→ Challenge
Return all lines below containing the word "screenshot".

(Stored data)
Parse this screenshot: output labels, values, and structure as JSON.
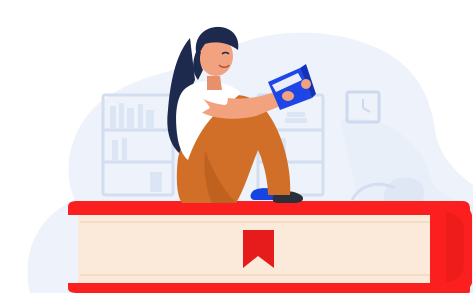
{
  "illustration": {
    "subject": "woman-reading-book-icon",
    "colors": {
      "background_blob": "#eef3fb",
      "background_blob_edge": "#e3ebf7",
      "shelf_lines": "#d3def0",
      "book_cover_red": "#fc1f1f",
      "book_cover_red_dark": "#d81616",
      "book_pages": "#fbe9d9",
      "bookmark_red": "#e61b1b",
      "hair": "#1d2a4d",
      "skin": "#f3a27f",
      "shirt": "#ffffff",
      "pants": "#d16f28",
      "pants_shadow": "#b35a1a",
      "shoes": "#1545e0",
      "reading_book_blue": "#1e45e6"
    }
  }
}
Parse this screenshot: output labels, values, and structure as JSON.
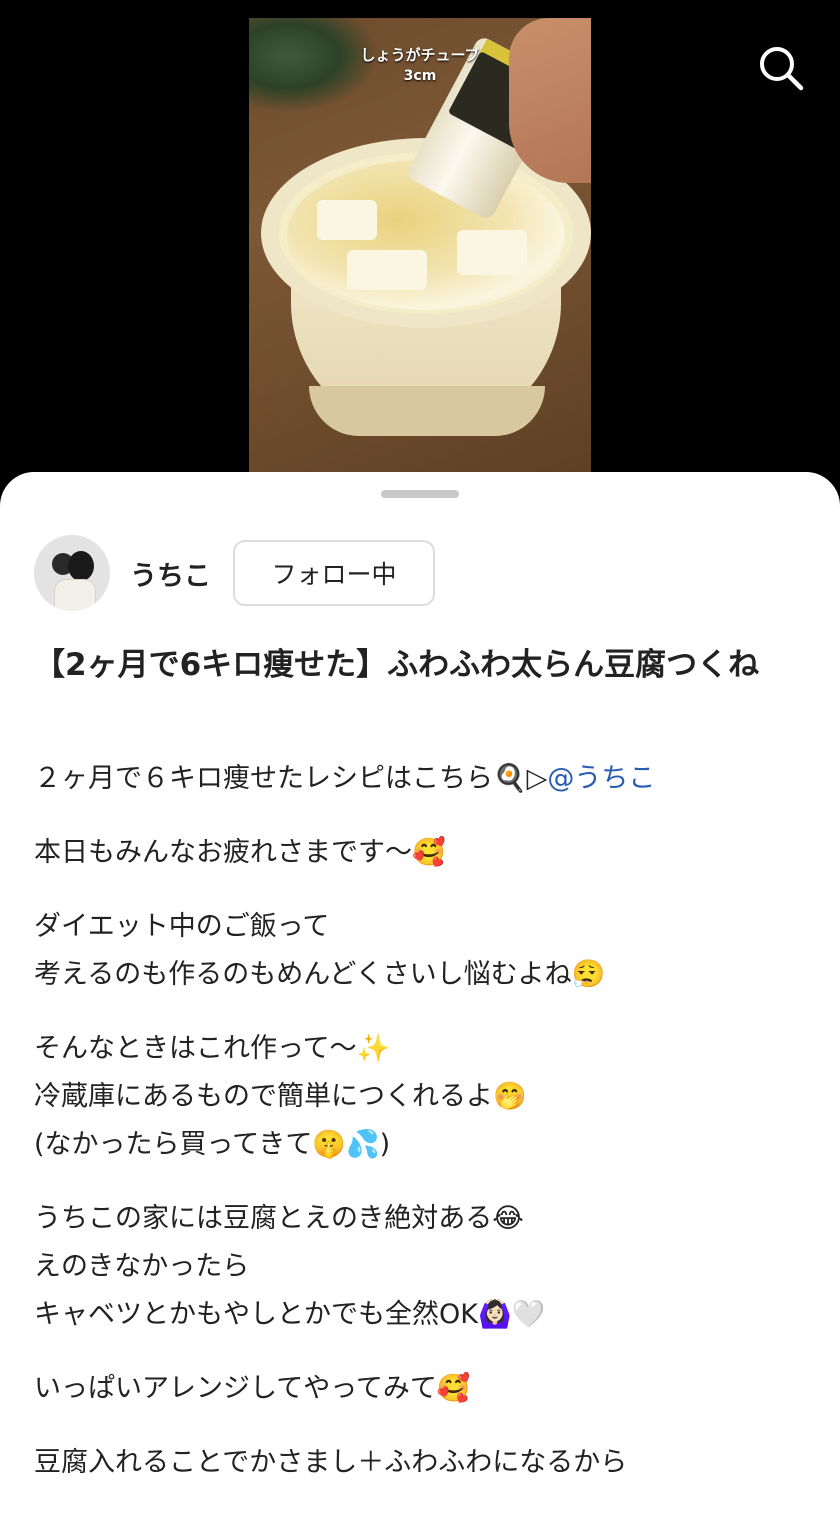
{
  "video": {
    "caption_line1": "しょうがチューブ",
    "caption_line2": "3cm"
  },
  "header": {
    "search_icon": "search-icon"
  },
  "author": {
    "name": "うちこ",
    "follow_label": "フォロー中"
  },
  "post": {
    "title": "【2ヶ月で6キロ痩せた】ふわふわ太らん豆腐つくね",
    "intro_text": "２ヶ月で６キロ痩せたレシピはこちら🍳▷",
    "intro_mention": "@うちこ",
    "paragraphs": [
      [
        "本日もみんなお疲れさまです〜🥰"
      ],
      [
        "ダイエット中のご飯って",
        "考えるのも作るのもめんどくさいし悩むよね😮‍💨"
      ],
      [
        "そんなときはこれ作って〜✨",
        "冷蔵庫にあるもので簡単につくれるよ🤭",
        "(なかったら買ってきて🤫💦)"
      ],
      [
        "うちこの家には豆腐とえのき絶対ある😂",
        "えのきなかったら",
        "キャベツとかもやしとかでも全然OK🙆🏻‍♀️🤍"
      ],
      [
        "いっぱいアレンジしてやってみて🥰"
      ],
      [
        "豆腐入れることでかさまし＋ふわふわになるから"
      ]
    ]
  }
}
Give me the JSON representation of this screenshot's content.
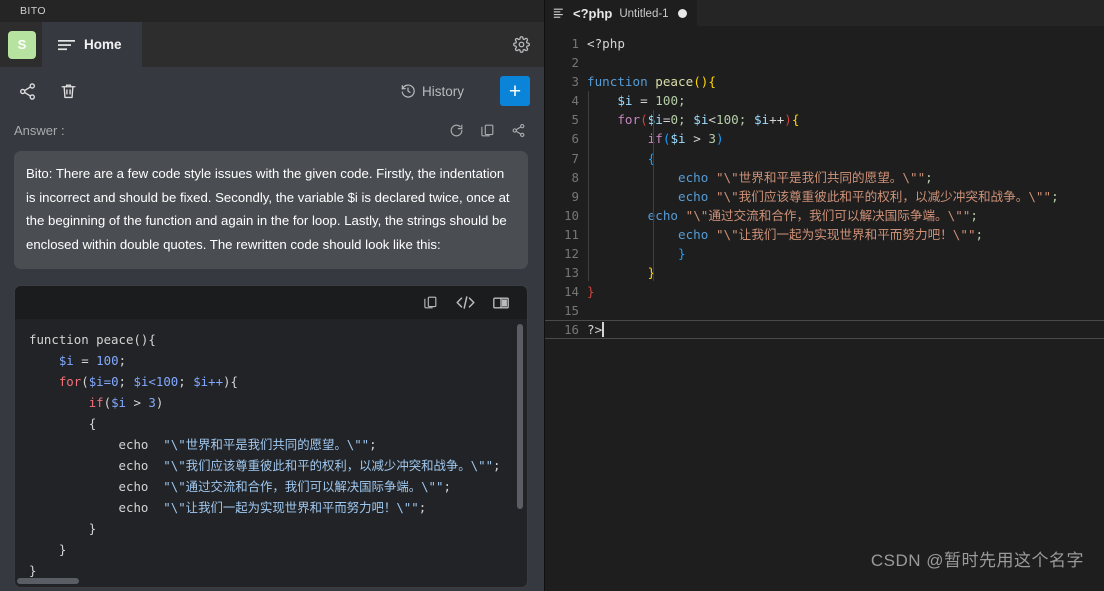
{
  "bito": {
    "window_title": "BITO",
    "avatar_initial": "S",
    "tab_label": "Home",
    "gear_icon": "gear-icon",
    "share_icon": "share-icon",
    "trash_icon": "trash-icon",
    "history_label": "History",
    "history_icon": "history-clock-icon",
    "new_chat_label": "+",
    "answer_label": "Answer :",
    "answer_toolbar": {
      "refresh_icon": "refresh-icon",
      "copy_icon": "copy-icon",
      "share_icon": "share-icon"
    },
    "answer_text": "Bito: There are a few code style issues with the given code. Firstly, the indentation is incorrect and should be fixed. Secondly, the variable $i is declared twice, once at the beginning of the function and again in the for loop. Lastly, the strings should be enclosed within double quotes. The rewritten code should look like this:",
    "code_toolbar": {
      "copy_icon": "copy-icon",
      "insert_code_icon": "code-brackets-icon",
      "diff_view_icon": "split-view-icon"
    },
    "code_lines": [
      "function peace(){",
      "    $i = 100;",
      "    for($i=0; $i<100; $i++){",
      "        if($i > 3)",
      "        {",
      "            echo \"\\\"世界和平是我们共同的愿望。\\\"\";",
      "            echo \"\\\"我们应该尊重彼此和平的权利，以减少冲突和战争。\\\"\";",
      "            echo \"\\\"通过交流和合作，我们可以解决国际争端。\\\"\";",
      "            echo \"\\\"让我们一起为实现世界和平而努力吧！\\\"\";",
      "        }",
      "    }",
      "}"
    ]
  },
  "editor": {
    "tab_language": "<?php",
    "tab_filename": "Untitled-1",
    "dirty_indicator": "unsaved-dot",
    "menu_icon": "editor-menu-icon",
    "line_numbers": [
      "1",
      "2",
      "3",
      "4",
      "5",
      "6",
      "7",
      "8",
      "9",
      "10",
      "11",
      "12",
      "13",
      "14",
      "15",
      "16"
    ],
    "lines": [
      "<?php",
      "",
      "function peace(){",
      "    $i = 100;",
      "    for($i=0; $i<100; $i++){",
      "        if($i > 3)",
      "        {",
      "            echo \"\\\"世界和平是我们共同的愿望。\\\"\";",
      "            echo \"\\\"我们应该尊重彼此和平的权利，以减少冲突和战争。\\\"\";",
      "        echo \"\\\"通过交流和合作，我们可以解决国际争端。\\\"\";",
      "            echo \"\\\"让我们一起为实现世界和平而努力吧！\\\"\";",
      "            }",
      "        }",
      "}",
      "",
      "?>"
    ],
    "cursor_line": 16,
    "watermark": "CSDN @暂时先用这个名字"
  },
  "colors": {
    "accent_blue": "#0a84d8",
    "avatar_green": "#b6e3a0",
    "panel_bg": "#36393f",
    "editor_bg": "#1e1e1e",
    "answer_card_bg": "#4a4d52"
  }
}
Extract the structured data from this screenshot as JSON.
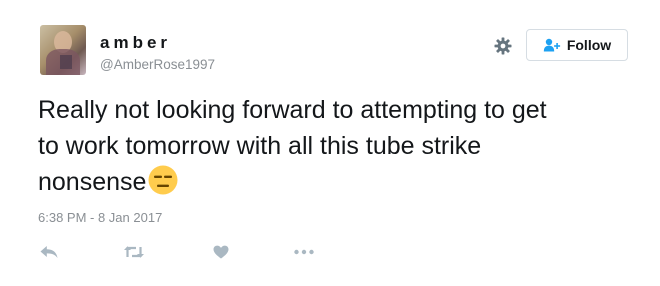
{
  "tweet": {
    "author_name": "amber",
    "author_handle": "@AmberRose1997",
    "follow_label": "Follow",
    "text_lines": [
      "Really not looking forward to attempting to get",
      "to work tomorrow with all this tube strike",
      "nonsense"
    ],
    "emoji": "expressionless-face",
    "timestamp": "6:38 PM - 8 Jan 2017"
  },
  "icons": {
    "settings": "gear-icon",
    "follow": "add-person-icon",
    "reply": "reply-icon",
    "retweet": "retweet-icon",
    "like": "heart-icon",
    "more": "more-icon"
  },
  "colors": {
    "text": "#14171a",
    "muted": "#8a8f94",
    "icon": "#aab8c2",
    "follow_accent": "#1da1f2",
    "emoji": "#ffcc4d"
  }
}
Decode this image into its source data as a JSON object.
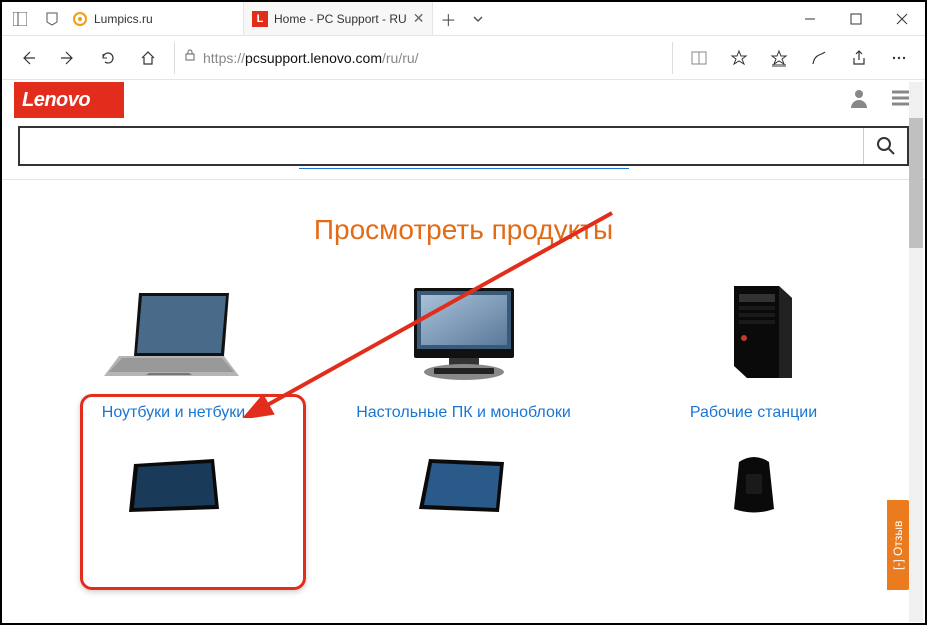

→ Solution
Parse this screenshot: output labels, values, and structure as JSON.
Parse this screenshot: output labels, values, and structure as JSON.
Give me the JSON representation of this screenshot's content.
Extract the structured data from this screenshot as JSON.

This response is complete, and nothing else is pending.